Extrait du texte ->

————————

Le rapport de cette enquête montre que les Juifs israéliens laïcs, par exemple, se disent plus à l’aise avec l’idée que leur enfant épouse un juif orthodoxe qu’un chrétien. Quant à savoir si les Arabes devraient être autorisés à vivre dans l’Etat juif, Alain Cooperman dit que le Pew Research Center a posé la question en termes généraux parce que ses chercheurs savent qu’il n’existe aucune proposition officielle d’expulser les Arabes. En même temps, «ceci est une idée qui a été soulevée et qui circule depuis plus d’une décennie», confie-t-il. «Tout ce que nous pouvons dire est que l’idée générale du transfert ou de l’expulsion s’est répartie uniformément dans le public israélien».

Les Arabes en Israël sont très majoritairement musulmans et représentent 14% de la population. Les Arabes chrétiens représentent 2%. En ce qui concerne le caractère d’Israël, l’étude a révélé que 62% des Juifs israéliens déclarent que les principes démocratiques devraient l’emporter sur la loi juive (halakha) lors de conflits. Mais parmi les «haredim» en Israël, qui sont les juifs les plus orthodoxes, 89% croient que la loi juive devrait avoir préséance sur les principes démocratiques. Le même pourcentage de juifs laïcs — ou «hilonim» — disent que les principes démocratiques devraient l’emporter sur la loi religieuse. Lorsque la question du caractère juif et démocratique d’Israël est posée aux Israéliens non juifs — qui représentent 19% de la population de l’Etat — 63 % des musulmans et 72 % des chrétiens pensent qu’Israël ne peut pas être à la fois juif et démocratique.

Le rapport a également constaté un certain consensus parmi les Juifs israéliens, en particulier sur l’idée de la nation comme un sanctuaire pour les juifs. La quasi-totalité (98%) est d’accord que les juifs du monde entier ont le droit à la citoyenneté en Israël. Cette conception est liée à une autre partagée par plus de 9 Juifs israéliens sur 10: Israël, fondé en 1948 dans le sillage de l’Holocauste, est nécessaire à la survie à long terme du peuple Juif.

————————

Consigne 1 ->
Dans les enregistrements, modifiez le passage allant du début jusqu'à la ligne contenant « staticText: 1/24 bbox=[200, 1852, 290, 1910] », celle-ci comprise : remplacez « Snapshot » par « Capture » et ne changez rien d'autre.

Données enregistrées ->
————————

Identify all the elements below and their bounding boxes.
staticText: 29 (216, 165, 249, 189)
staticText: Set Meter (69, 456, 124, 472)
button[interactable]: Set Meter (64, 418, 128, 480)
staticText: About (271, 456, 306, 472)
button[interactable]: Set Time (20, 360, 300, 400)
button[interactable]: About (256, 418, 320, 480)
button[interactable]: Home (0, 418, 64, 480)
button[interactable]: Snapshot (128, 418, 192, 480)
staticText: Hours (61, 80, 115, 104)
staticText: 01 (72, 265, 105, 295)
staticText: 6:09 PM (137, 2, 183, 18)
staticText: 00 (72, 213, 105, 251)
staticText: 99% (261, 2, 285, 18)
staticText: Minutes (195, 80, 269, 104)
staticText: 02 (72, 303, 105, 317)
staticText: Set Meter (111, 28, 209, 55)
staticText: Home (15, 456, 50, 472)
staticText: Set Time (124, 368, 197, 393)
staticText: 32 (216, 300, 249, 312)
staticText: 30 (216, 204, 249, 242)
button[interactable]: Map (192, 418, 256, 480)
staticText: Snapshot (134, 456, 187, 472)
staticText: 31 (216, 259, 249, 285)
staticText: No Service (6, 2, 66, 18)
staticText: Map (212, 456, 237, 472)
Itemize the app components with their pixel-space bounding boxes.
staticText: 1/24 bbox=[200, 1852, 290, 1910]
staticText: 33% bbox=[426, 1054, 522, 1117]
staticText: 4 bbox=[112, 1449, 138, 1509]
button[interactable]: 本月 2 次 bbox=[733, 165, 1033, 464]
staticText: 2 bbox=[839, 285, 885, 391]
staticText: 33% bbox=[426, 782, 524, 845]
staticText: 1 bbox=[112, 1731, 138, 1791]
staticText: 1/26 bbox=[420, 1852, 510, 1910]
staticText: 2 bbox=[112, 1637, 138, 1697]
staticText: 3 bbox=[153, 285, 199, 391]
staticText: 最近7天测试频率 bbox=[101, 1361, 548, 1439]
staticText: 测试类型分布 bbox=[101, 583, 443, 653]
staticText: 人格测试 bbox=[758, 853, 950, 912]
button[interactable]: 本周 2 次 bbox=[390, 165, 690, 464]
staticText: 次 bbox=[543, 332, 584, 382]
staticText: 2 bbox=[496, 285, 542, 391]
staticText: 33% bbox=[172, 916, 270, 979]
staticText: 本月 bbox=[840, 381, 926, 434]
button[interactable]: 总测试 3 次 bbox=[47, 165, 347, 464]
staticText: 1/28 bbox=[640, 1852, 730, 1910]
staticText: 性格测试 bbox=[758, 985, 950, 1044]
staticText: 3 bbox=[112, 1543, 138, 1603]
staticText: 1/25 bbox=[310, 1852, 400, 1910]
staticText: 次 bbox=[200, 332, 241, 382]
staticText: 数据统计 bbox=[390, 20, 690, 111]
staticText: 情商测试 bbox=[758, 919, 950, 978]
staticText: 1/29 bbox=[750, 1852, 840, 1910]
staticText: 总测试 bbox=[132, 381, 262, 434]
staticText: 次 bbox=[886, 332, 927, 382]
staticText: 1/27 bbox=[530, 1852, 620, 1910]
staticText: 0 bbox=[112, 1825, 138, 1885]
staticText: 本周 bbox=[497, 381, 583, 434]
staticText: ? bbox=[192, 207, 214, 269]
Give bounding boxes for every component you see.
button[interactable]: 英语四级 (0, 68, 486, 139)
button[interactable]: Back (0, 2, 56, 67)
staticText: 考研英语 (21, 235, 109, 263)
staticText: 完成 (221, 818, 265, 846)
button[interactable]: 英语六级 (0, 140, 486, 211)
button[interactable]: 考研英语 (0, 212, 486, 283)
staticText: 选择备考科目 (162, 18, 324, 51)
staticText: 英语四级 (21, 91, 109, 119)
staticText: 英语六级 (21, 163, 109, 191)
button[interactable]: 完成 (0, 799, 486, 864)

————————

Consigne 2 ->
Recopiez à l'identique le passage de l'extrait sur l'enquête menée en Israël qui va de « Les Arabes en » jusqu'à « juif et démocratique. ».

Réponse complète 1 ->
Identify all the elements below and their bounding boxes.
staticText: 29 (216, 165, 249, 189)
staticText: Set Meter (69, 456, 124, 472)
button[interactable]: Set Meter (64, 418, 128, 480)
staticText: About (271, 456, 306, 472)
button[interactable]: Set Time (20, 360, 300, 400)
button[interactable]: About (256, 418, 320, 480)
button[interactable]: Home (0, 418, 64, 480)
button[interactable]: Capture (128, 418, 192, 480)
staticText: Hours (61, 80, 115, 104)
staticText: 01 (72, 265, 105, 295)
staticText: 6:09 PM (137, 2, 183, 18)
staticText: 00 (72, 213, 105, 251)
staticText: 99% (261, 2, 285, 18)
staticText: Minutes (195, 80, 269, 104)
staticText: 02 (72, 303, 105, 317)
staticText: Set Meter (111, 28, 209, 55)
staticText: Home (15, 456, 50, 472)
staticText: Set Time (124, 368, 197, 393)
staticText: 32 (216, 300, 249, 312)
staticText: 30 (216, 204, 249, 242)
button[interactable]: Map (192, 418, 256, 480)
staticText: Capture (134, 456, 187, 472)
staticText: 31 (216, 259, 249, 285)
staticText: No Service (6, 2, 66, 18)
staticText: Map (212, 456, 237, 472)
Itemize the app components with their pixel-space bounding boxes.
staticText: 1/24 bbox=[200, 1852, 290, 1910]

Réponse complète 2 ->
Les Arabes en Israël sont très majoritairement musulmans et représentent 14% de la population. Les Arabes chrétiens représentent 2%. En ce qui concerne le caractère d’Israël, l’étude a révélé que 62% des Juifs israéliens déclarent que les principes démocratiques devraient l’emporter sur la loi juive (halakha) lors de conflits. Mais parmi les «haredim» en Israël, qui sont les juifs les plus orthodoxes, 89% croient que la loi juive devrait avoir préséance sur les principes démocratiques. Le même pourcentage de juifs laïcs — ou «hilonim» — disent que les principes démocratiques devraient l’emporter sur la loi religieuse. Lorsque la question du caractère juif et démocratique d’Israël est posée aux Israéliens non juifs — qui représentent 19% de la population de l’Etat — 63 % des musulmans et 72 % des chrétiens pensent qu’Israël ne peut pas être à la fois juif et démocratique.